[Stored data]
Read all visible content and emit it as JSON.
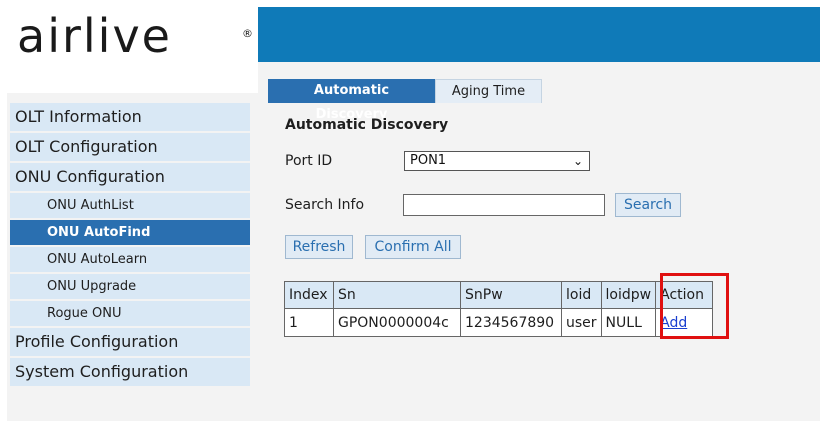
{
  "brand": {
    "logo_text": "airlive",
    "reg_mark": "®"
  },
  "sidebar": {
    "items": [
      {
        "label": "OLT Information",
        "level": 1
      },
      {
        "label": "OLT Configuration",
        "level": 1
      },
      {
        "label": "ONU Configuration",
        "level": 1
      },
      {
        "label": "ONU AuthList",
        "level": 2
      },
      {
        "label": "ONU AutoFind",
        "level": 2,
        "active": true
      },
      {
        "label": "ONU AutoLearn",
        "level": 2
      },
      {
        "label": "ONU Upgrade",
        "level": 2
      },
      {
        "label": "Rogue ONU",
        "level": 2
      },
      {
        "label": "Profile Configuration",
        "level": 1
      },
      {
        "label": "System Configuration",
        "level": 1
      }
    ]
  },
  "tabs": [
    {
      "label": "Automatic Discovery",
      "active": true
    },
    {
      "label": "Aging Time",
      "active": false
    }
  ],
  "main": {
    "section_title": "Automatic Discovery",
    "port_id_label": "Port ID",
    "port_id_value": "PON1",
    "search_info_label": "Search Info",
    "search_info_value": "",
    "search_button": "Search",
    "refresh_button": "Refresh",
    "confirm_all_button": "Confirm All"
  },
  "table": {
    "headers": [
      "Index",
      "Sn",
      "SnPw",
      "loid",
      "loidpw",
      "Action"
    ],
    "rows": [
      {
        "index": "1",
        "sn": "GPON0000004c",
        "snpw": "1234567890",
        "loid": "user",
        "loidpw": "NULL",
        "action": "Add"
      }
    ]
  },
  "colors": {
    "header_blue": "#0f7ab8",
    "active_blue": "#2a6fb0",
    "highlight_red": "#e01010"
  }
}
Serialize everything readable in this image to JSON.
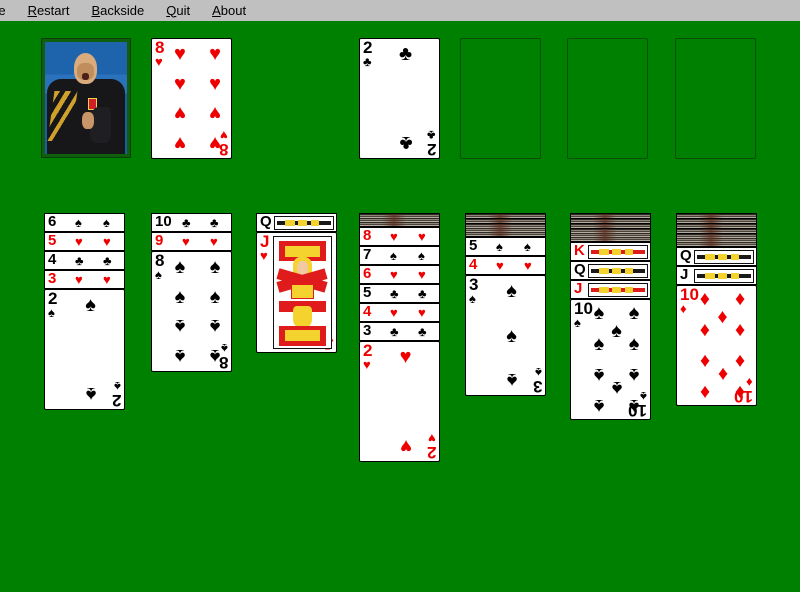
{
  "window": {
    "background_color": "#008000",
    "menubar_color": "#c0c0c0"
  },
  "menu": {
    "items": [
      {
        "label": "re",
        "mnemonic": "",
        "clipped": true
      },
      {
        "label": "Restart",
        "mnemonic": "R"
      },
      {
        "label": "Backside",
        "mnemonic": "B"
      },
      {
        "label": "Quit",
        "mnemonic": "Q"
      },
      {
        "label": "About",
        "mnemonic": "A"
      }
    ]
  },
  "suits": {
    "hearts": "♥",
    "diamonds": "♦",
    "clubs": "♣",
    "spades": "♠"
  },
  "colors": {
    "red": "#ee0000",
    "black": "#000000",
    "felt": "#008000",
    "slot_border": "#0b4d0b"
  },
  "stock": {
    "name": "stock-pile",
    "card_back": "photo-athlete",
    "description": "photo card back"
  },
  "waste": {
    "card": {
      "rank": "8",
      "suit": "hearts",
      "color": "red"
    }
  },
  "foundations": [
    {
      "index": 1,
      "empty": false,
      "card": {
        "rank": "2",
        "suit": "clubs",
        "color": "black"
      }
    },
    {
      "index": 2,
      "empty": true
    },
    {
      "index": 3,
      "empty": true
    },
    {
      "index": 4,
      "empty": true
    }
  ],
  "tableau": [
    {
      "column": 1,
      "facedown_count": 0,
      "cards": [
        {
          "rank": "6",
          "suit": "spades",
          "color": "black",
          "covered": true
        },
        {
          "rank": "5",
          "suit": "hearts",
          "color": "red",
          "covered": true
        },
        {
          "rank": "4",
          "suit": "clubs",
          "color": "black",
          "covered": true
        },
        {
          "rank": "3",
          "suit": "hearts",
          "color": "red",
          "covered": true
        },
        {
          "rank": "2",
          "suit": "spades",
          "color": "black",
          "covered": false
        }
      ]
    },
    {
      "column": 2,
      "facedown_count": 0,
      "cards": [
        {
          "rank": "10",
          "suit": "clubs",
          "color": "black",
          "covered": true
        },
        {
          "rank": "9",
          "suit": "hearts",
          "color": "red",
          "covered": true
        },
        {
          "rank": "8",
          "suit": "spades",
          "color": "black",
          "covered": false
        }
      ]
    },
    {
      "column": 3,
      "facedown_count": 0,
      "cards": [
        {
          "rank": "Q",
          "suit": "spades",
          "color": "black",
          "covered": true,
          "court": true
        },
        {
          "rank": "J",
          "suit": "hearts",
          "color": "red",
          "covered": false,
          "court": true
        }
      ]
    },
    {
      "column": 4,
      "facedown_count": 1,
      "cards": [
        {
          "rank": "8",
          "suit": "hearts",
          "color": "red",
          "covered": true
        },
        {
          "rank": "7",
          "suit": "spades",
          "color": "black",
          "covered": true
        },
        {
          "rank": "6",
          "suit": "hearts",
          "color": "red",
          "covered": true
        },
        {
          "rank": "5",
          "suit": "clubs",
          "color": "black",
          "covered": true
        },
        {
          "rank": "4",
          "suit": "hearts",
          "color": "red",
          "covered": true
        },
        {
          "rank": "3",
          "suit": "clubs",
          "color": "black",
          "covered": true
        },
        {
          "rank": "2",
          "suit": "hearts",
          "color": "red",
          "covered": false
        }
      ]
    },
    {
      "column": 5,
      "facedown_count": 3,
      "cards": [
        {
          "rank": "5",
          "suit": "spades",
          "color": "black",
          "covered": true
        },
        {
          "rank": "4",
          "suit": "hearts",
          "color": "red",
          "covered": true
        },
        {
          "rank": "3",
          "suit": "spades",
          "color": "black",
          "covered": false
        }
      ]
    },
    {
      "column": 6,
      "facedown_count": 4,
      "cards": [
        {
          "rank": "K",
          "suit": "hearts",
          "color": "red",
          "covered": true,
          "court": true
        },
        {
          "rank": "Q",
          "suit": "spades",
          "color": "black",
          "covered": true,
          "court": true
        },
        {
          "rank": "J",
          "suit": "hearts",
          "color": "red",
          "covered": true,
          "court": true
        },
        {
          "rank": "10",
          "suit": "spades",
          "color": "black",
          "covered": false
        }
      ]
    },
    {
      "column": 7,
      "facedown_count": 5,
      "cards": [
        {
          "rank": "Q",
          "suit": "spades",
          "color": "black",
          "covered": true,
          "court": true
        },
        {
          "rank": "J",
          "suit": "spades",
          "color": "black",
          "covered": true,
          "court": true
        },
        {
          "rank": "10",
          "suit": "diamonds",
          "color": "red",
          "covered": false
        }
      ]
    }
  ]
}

Set problem:
Leave images out of the retyped records; keep all else exact.

Answer to the task:
Read all visible content and emit it as JSON.
{
  "brand": {
    "logo_text": "airlive",
    "reg_mark": "®"
  },
  "sidebar": {
    "items": [
      {
        "label": "OLT Information",
        "level": 1
      },
      {
        "label": "OLT Configuration",
        "level": 1
      },
      {
        "label": "ONU Configuration",
        "level": 1
      },
      {
        "label": "ONU AuthList",
        "level": 2
      },
      {
        "label": "ONU AutoFind",
        "level": 2,
        "active": true
      },
      {
        "label": "ONU AutoLearn",
        "level": 2
      },
      {
        "label": "ONU Upgrade",
        "level": 2
      },
      {
        "label": "Rogue ONU",
        "level": 2
      },
      {
        "label": "Profile Configuration",
        "level": 1
      },
      {
        "label": "System Configuration",
        "level": 1
      }
    ]
  },
  "tabs": [
    {
      "label": "Automatic Discovery",
      "active": true
    },
    {
      "label": "Aging Time",
      "active": false
    }
  ],
  "main": {
    "section_title": "Automatic Discovery",
    "port_id_label": "Port ID",
    "port_id_value": "PON1",
    "search_info_label": "Search Info",
    "search_info_value": "",
    "search_button": "Search",
    "refresh_button": "Refresh",
    "confirm_all_button": "Confirm All"
  },
  "table": {
    "headers": [
      "Index",
      "Sn",
      "SnPw",
      "loid",
      "loidpw",
      "Action"
    ],
    "rows": [
      {
        "index": "1",
        "sn": "GPON0000004c",
        "snpw": "1234567890",
        "loid": "user",
        "loidpw": "NULL",
        "action": "Add"
      }
    ]
  },
  "colors": {
    "header_blue": "#0f7ab8",
    "active_blue": "#2a6fb0",
    "highlight_red": "#e01010"
  }
}
Serialize everything readable in this image to JSON.
{
  "window": {
    "background_color": "#008000",
    "menubar_color": "#c0c0c0"
  },
  "menu": {
    "items": [
      {
        "label": "re",
        "mnemonic": "",
        "clipped": true
      },
      {
        "label": "Restart",
        "mnemonic": "R"
      },
      {
        "label": "Backside",
        "mnemonic": "B"
      },
      {
        "label": "Quit",
        "mnemonic": "Q"
      },
      {
        "label": "About",
        "mnemonic": "A"
      }
    ]
  },
  "suits": {
    "hearts": "♥",
    "diamonds": "♦",
    "clubs": "♣",
    "spades": "♠"
  },
  "colors": {
    "red": "#ee0000",
    "black": "#000000",
    "felt": "#008000",
    "slot_border": "#0b4d0b"
  },
  "stock": {
    "name": "stock-pile",
    "card_back": "photo-athlete",
    "description": "photo card back"
  },
  "waste": {
    "card": {
      "rank": "8",
      "suit": "hearts",
      "color": "red"
    }
  },
  "foundations": [
    {
      "index": 1,
      "empty": false,
      "card": {
        "rank": "2",
        "suit": "clubs",
        "color": "black"
      }
    },
    {
      "index": 2,
      "empty": true
    },
    {
      "index": 3,
      "empty": true
    },
    {
      "index": 4,
      "empty": true
    }
  ],
  "tableau": [
    {
      "column": 1,
      "facedown_count": 0,
      "cards": [
        {
          "rank": "6",
          "suit": "spades",
          "color": "black",
          "covered": true
        },
        {
          "rank": "5",
          "suit": "hearts",
          "color": "red",
          "covered": true
        },
        {
          "rank": "4",
          "suit": "clubs",
          "color": "black",
          "covered": true
        },
        {
          "rank": "3",
          "suit": "hearts",
          "color": "red",
          "covered": true
        },
        {
          "rank": "2",
          "suit": "spades",
          "color": "black",
          "covered": false
        }
      ]
    },
    {
      "column": 2,
      "facedown_count": 0,
      "cards": [
        {
          "rank": "10",
          "suit": "clubs",
          "color": "black",
          "covered": true
        },
        {
          "rank": "9",
          "suit": "hearts",
          "color": "red",
          "covered": true
        },
        {
          "rank": "8",
          "suit": "spades",
          "color": "black",
          "covered": false
        }
      ]
    },
    {
      "column": 3,
      "facedown_count": 0,
      "cards": [
        {
          "rank": "Q",
          "suit": "spades",
          "color": "black",
          "covered": true,
          "court": true
        },
        {
          "rank": "J",
          "suit": "hearts",
          "color": "red",
          "covered": false,
          "court": true
        }
      ]
    },
    {
      "column": 4,
      "facedown_count": 1,
      "cards": [
        {
          "rank": "8",
          "suit": "hearts",
          "color": "red",
          "covered": true
        },
        {
          "rank": "7",
          "suit": "spades",
          "color": "black",
          "covered": true
        },
        {
          "rank": "6",
          "suit": "hearts",
          "color": "red",
          "covered": true
        },
        {
          "rank": "5",
          "suit": "clubs",
          "color": "black",
          "covered": true
        },
        {
          "rank": "4",
          "suit": "hearts",
          "color": "red",
          "covered": true
        },
        {
          "rank": "3",
          "suit": "clubs",
          "color": "black",
          "covered": true
        },
        {
          "rank": "2",
          "suit": "hearts",
          "color": "red",
          "covered": false
        }
      ]
    },
    {
      "column": 5,
      "facedown_count": 3,
      "cards": [
        {
          "rank": "5",
          "suit": "spades",
          "color": "black",
          "covered": true
        },
        {
          "rank": "4",
          "suit": "hearts",
          "color": "red",
          "covered": true
        },
        {
          "rank": "3",
          "suit": "spades",
          "color": "black",
          "covered": false
        }
      ]
    },
    {
      "column": 6,
      "facedown_count": 4,
      "cards": [
        {
          "rank": "K",
          "suit": "hearts",
          "color": "red",
          "covered": true,
          "court": true
        },
        {
          "rank": "Q",
          "suit": "spades",
          "color": "black",
          "covered": true,
          "court": true
        },
        {
          "rank": "J",
          "suit": "hearts",
          "color": "red",
          "covered": true,
          "court": true
        },
        {
          "rank": "10",
          "suit": "spades",
          "color": "black",
          "covered": false
        }
      ]
    },
    {
      "column": 7,
      "facedown_count": 5,
      "cards": [
        {
          "rank": "Q",
          "suit": "spades",
          "color": "black",
          "covered": true,
          "court": true
        },
        {
          "rank": "J",
          "suit": "spades",
          "color": "black",
          "covered": true,
          "court": true
        },
        {
          "rank": "10",
          "suit": "diamonds",
          "color": "red",
          "covered": false
        }
      ]
    }
  ]
}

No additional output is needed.